Task objective = Find each line with the word "General" and copy it.

Information provided =
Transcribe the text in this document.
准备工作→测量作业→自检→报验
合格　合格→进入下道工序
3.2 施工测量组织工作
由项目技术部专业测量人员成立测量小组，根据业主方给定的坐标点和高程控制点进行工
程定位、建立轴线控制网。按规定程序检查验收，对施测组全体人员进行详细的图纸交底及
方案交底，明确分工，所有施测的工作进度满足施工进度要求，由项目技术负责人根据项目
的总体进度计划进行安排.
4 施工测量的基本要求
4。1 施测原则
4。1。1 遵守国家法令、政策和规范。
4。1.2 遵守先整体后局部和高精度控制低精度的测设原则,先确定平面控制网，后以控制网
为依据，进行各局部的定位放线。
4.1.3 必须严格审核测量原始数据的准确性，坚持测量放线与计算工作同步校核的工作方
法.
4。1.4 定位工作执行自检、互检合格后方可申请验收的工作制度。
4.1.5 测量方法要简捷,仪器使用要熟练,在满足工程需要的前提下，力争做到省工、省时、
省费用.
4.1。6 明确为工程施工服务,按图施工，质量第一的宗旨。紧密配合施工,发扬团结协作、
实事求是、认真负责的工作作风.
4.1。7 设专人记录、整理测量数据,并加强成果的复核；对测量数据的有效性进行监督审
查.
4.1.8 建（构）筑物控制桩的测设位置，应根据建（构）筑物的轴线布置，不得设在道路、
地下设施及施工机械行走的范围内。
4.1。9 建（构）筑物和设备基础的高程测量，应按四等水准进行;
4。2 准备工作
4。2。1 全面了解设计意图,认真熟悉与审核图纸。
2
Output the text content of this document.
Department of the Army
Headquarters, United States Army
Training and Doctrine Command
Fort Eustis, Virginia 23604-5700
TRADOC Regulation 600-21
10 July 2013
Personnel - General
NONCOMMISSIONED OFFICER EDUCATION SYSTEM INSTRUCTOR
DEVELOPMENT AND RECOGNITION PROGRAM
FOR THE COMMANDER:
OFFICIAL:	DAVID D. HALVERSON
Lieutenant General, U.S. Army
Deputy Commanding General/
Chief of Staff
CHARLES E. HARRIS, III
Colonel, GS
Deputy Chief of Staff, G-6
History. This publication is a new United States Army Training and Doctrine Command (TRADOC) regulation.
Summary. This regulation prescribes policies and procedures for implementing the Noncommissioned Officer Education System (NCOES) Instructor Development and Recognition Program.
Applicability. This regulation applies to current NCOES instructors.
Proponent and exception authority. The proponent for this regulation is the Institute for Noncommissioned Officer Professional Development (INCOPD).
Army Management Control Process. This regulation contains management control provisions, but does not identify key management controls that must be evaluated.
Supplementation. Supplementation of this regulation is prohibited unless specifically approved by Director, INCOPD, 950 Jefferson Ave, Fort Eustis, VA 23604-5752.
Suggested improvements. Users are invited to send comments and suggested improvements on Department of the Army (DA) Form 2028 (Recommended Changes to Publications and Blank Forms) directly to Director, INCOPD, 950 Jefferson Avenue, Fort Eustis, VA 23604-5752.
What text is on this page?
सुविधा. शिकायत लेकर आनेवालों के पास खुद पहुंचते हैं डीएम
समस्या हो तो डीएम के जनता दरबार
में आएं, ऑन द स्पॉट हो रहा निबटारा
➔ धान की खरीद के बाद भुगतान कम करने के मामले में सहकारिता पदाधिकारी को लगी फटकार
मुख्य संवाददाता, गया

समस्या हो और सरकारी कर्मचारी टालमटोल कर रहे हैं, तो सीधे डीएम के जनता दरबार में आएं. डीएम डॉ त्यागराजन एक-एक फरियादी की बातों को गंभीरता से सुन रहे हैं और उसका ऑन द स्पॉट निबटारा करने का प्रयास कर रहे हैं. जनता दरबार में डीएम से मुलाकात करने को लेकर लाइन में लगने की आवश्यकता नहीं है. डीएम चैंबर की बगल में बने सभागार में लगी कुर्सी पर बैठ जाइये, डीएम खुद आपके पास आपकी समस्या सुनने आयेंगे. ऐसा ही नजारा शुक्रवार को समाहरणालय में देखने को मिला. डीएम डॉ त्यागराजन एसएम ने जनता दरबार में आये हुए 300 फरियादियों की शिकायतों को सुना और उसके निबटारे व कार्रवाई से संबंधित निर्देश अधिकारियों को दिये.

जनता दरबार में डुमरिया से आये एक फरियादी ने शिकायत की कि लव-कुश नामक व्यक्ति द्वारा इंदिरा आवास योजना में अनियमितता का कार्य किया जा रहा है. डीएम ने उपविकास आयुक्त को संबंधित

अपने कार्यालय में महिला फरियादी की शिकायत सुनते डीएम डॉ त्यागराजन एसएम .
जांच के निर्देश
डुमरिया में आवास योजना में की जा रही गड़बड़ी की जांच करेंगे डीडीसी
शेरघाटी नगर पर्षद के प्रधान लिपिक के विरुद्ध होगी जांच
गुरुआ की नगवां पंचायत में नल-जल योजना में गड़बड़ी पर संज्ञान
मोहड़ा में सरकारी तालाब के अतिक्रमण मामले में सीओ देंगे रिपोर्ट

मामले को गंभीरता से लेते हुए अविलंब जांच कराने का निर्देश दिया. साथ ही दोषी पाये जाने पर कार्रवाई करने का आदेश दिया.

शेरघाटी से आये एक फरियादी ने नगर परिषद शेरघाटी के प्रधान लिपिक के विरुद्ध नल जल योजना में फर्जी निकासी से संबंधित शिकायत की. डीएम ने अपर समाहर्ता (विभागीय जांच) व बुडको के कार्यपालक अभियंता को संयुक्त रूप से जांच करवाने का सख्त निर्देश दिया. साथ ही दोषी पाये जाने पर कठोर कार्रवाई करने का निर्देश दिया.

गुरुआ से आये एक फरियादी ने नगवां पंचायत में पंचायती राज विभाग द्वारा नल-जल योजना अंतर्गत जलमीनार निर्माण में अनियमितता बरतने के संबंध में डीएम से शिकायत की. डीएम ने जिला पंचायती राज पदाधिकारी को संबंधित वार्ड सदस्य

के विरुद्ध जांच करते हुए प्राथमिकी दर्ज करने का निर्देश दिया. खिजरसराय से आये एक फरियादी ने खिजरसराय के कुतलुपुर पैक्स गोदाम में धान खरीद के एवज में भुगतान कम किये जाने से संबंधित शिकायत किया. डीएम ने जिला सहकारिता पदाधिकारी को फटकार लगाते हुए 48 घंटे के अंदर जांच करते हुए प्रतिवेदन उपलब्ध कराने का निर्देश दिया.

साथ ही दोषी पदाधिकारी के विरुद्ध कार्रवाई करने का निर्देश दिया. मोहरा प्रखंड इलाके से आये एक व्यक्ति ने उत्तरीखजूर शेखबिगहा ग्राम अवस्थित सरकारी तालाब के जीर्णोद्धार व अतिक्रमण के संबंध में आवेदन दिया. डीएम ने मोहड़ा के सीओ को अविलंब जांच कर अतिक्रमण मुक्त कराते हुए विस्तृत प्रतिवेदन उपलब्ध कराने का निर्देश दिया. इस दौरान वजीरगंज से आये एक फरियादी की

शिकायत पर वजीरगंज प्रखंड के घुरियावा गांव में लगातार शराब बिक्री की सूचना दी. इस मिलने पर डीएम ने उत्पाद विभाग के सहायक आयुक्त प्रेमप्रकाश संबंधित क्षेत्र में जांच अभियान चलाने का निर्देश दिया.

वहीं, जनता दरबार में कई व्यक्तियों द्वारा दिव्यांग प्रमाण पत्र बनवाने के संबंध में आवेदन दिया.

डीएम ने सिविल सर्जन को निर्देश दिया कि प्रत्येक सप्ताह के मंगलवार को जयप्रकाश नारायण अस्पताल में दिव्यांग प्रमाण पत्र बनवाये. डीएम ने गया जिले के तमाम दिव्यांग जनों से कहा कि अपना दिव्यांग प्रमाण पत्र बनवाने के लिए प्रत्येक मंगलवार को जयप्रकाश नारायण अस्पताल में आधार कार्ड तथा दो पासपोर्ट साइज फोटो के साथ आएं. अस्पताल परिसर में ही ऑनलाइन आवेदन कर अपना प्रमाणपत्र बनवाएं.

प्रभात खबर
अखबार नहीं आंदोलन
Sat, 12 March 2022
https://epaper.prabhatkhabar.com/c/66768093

Correct answer =
Personnel - General
Lieutenant General, U.S. Army
Deputy Commanding General/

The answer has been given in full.